PROVIDED ENTRIES:
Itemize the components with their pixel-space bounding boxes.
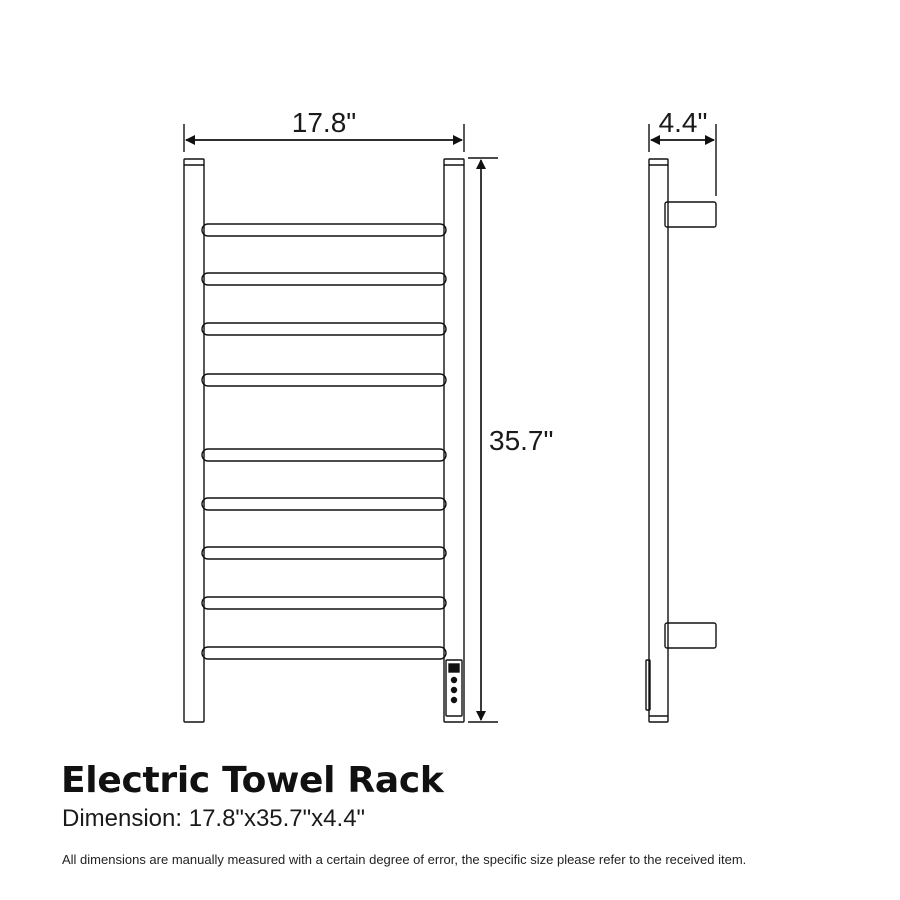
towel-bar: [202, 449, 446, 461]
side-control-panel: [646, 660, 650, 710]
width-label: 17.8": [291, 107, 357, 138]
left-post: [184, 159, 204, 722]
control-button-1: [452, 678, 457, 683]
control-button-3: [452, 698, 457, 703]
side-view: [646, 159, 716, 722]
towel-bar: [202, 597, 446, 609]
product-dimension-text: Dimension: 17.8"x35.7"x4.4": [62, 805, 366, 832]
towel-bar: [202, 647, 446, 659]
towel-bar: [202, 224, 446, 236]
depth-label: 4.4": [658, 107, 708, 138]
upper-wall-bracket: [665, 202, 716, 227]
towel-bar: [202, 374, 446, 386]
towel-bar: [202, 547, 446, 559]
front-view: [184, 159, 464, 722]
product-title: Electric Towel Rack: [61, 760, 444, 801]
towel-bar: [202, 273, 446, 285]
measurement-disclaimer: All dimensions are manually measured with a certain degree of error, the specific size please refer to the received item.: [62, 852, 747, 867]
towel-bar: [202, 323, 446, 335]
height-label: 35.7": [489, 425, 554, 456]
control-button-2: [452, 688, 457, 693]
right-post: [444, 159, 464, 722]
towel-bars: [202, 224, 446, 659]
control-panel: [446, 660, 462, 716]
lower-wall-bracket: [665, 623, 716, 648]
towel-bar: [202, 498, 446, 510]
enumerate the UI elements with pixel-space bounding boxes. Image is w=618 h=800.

...

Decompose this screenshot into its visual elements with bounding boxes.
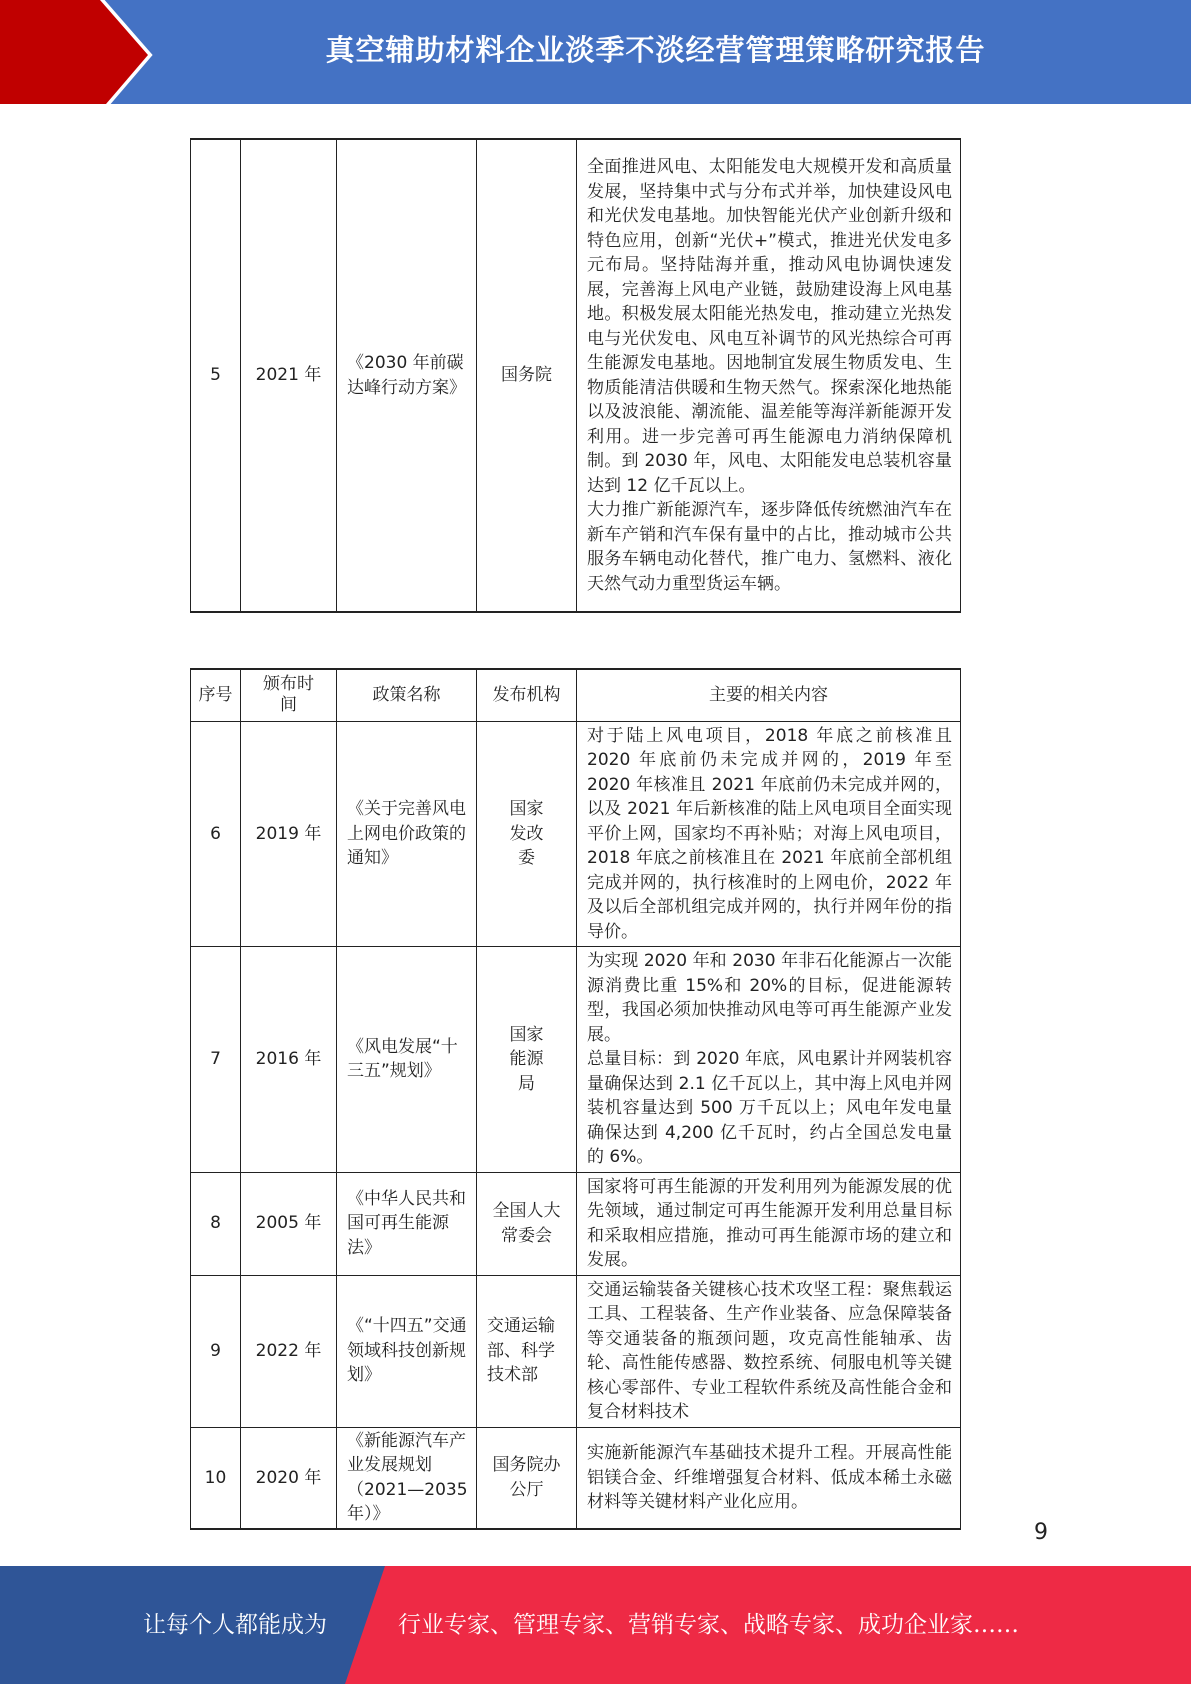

INSTRUCTIONS FOR THE TASK:
Quote everything from the line containing "Itemize the components" down to the line containing "control-button-3: [452, 698, 457, 703]", leaving out the pictures.

COMPLETED TASK:
Itemize the components with their pixel-space bounding boxes.
towel-bar: [202, 449, 446, 461]
side-control-panel: [646, 660, 650, 710]
width-label: 17.8": [291, 107, 357, 138]
left-post: [184, 159, 204, 722]
control-button-1: [452, 678, 457, 683]
control-button-3: [452, 698, 457, 703]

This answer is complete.